--- begin Task inputs ---
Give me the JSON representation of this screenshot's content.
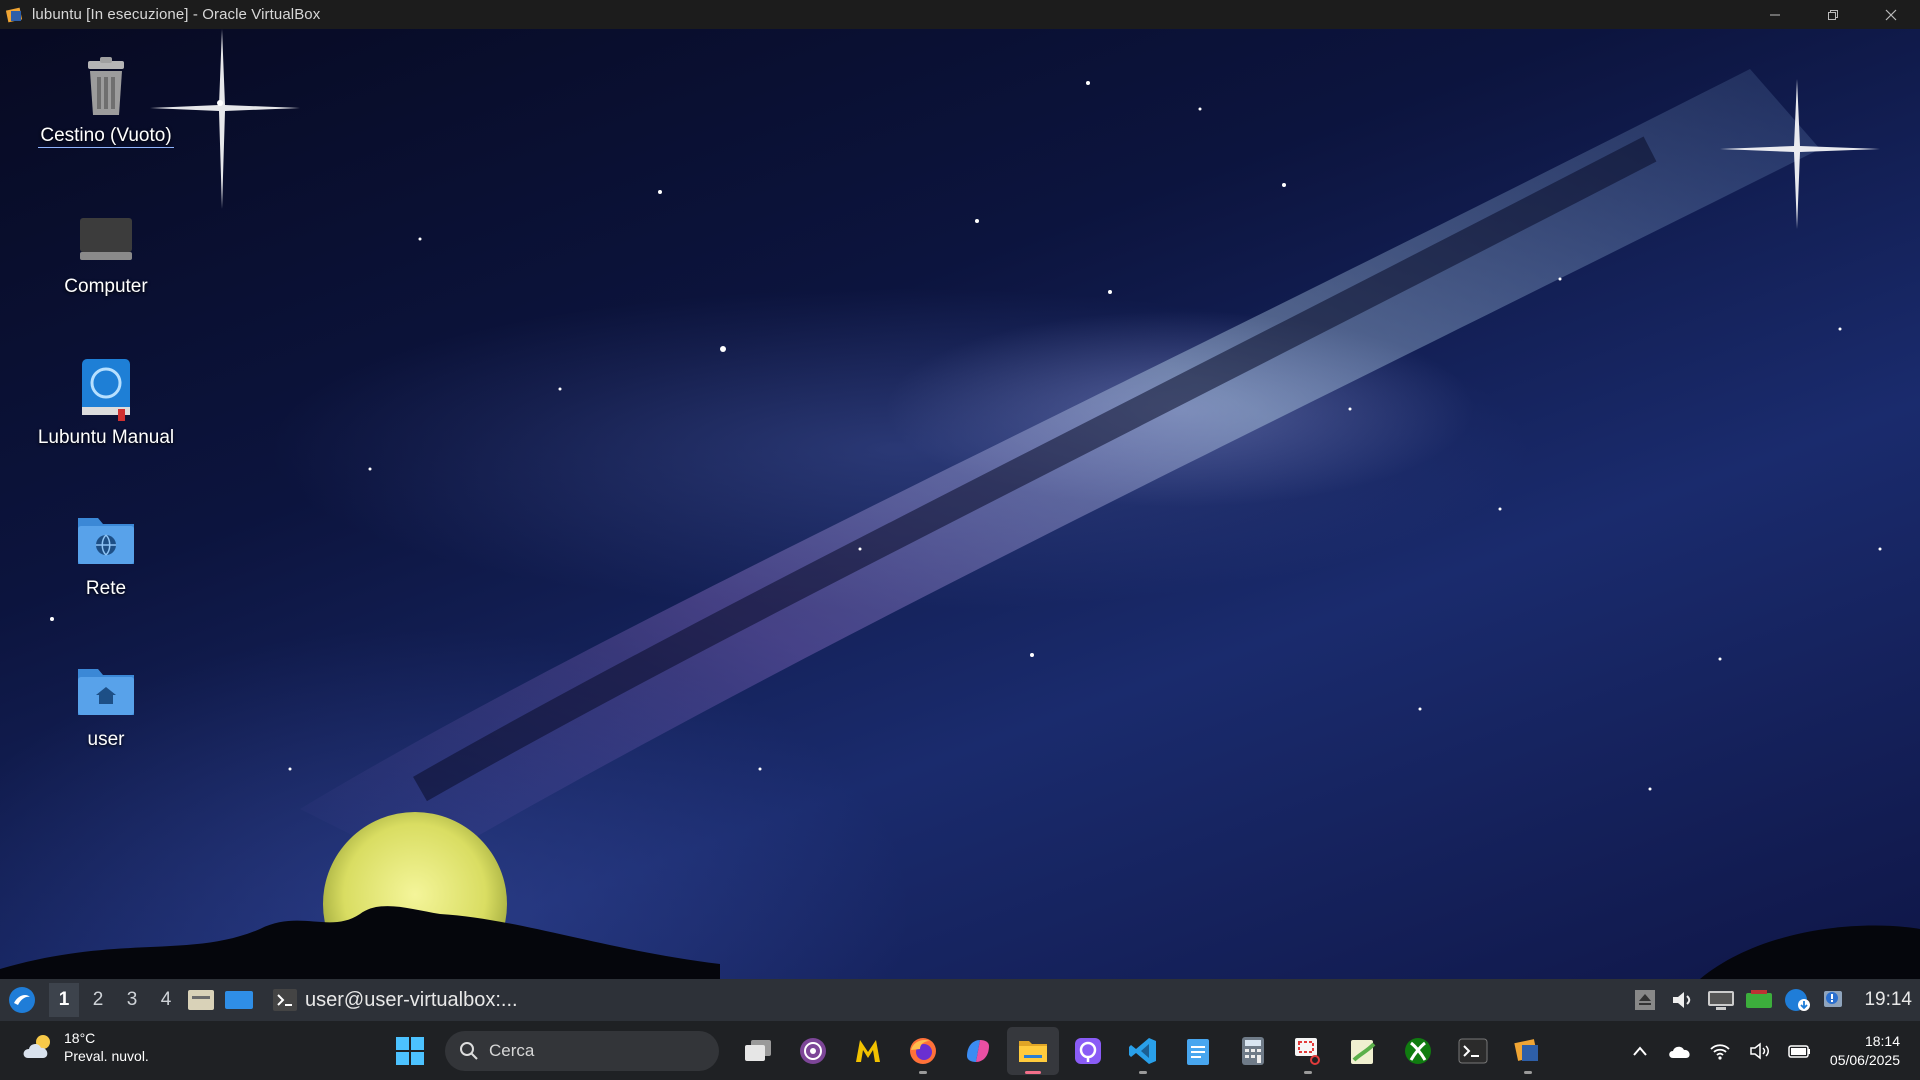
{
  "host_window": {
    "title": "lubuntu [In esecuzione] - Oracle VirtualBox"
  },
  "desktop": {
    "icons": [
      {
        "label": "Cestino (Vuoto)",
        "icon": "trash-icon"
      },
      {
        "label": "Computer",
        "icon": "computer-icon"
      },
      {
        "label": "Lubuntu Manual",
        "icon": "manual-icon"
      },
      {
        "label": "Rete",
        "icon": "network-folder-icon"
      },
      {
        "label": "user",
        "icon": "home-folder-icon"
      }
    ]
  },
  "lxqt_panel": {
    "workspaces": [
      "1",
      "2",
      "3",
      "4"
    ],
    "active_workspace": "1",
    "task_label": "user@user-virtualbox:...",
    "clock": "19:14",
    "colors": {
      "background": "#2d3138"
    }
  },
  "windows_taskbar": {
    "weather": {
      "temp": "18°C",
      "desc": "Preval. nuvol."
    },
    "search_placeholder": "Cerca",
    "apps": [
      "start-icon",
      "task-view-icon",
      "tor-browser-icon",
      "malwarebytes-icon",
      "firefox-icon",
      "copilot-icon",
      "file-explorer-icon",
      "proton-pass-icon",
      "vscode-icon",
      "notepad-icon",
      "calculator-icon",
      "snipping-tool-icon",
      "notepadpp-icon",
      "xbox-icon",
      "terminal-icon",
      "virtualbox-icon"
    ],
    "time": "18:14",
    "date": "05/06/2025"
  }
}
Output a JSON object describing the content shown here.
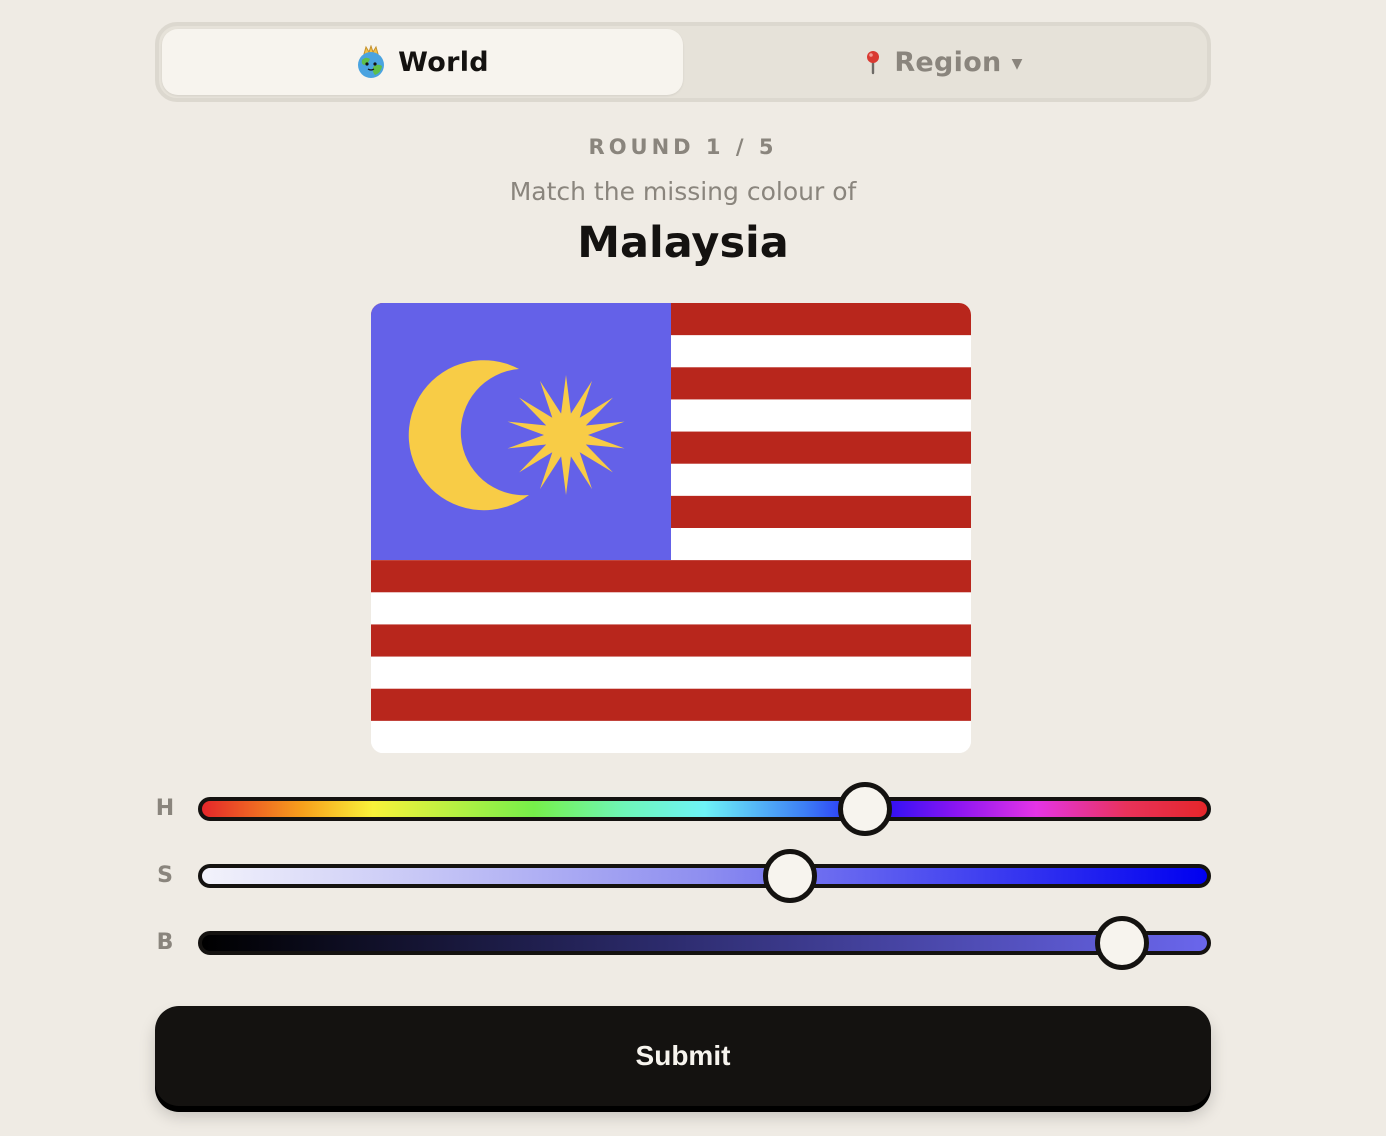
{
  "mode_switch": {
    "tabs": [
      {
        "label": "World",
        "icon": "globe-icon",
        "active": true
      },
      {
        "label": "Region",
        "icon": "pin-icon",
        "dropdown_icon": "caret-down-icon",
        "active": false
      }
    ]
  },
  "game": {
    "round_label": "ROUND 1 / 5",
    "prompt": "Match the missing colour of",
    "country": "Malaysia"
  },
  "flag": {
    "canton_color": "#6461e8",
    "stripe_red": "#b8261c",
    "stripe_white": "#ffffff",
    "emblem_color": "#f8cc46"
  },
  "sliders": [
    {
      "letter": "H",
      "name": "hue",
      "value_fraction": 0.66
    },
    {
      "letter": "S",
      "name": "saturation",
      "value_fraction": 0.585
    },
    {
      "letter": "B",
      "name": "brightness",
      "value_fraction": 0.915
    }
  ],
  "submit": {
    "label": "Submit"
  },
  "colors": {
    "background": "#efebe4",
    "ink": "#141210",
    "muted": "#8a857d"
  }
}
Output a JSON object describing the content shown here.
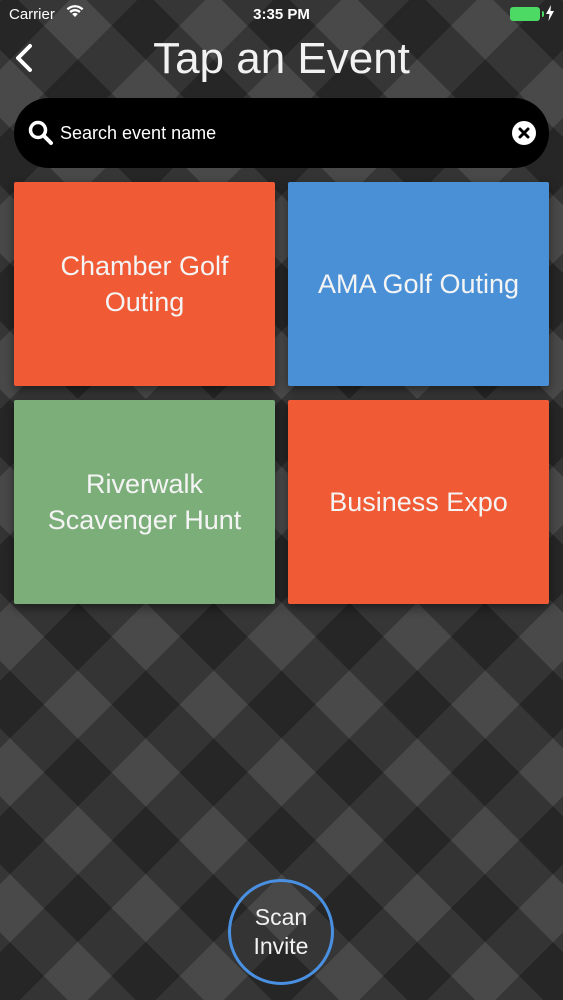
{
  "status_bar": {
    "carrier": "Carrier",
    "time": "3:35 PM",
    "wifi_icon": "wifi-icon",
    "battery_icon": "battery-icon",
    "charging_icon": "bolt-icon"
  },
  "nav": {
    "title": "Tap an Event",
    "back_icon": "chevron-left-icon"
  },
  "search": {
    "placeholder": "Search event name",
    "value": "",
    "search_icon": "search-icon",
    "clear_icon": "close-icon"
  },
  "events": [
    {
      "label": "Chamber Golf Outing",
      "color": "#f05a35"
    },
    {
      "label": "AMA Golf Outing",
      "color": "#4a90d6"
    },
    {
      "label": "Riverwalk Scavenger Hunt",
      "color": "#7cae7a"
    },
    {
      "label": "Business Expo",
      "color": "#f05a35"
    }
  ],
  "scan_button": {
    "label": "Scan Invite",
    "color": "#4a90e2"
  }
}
--- end Task inputs ---
§ Task instructions
Determine how many lines in the data above contain the string "Outing". Give nothing except the number.

§ Completed exercise
2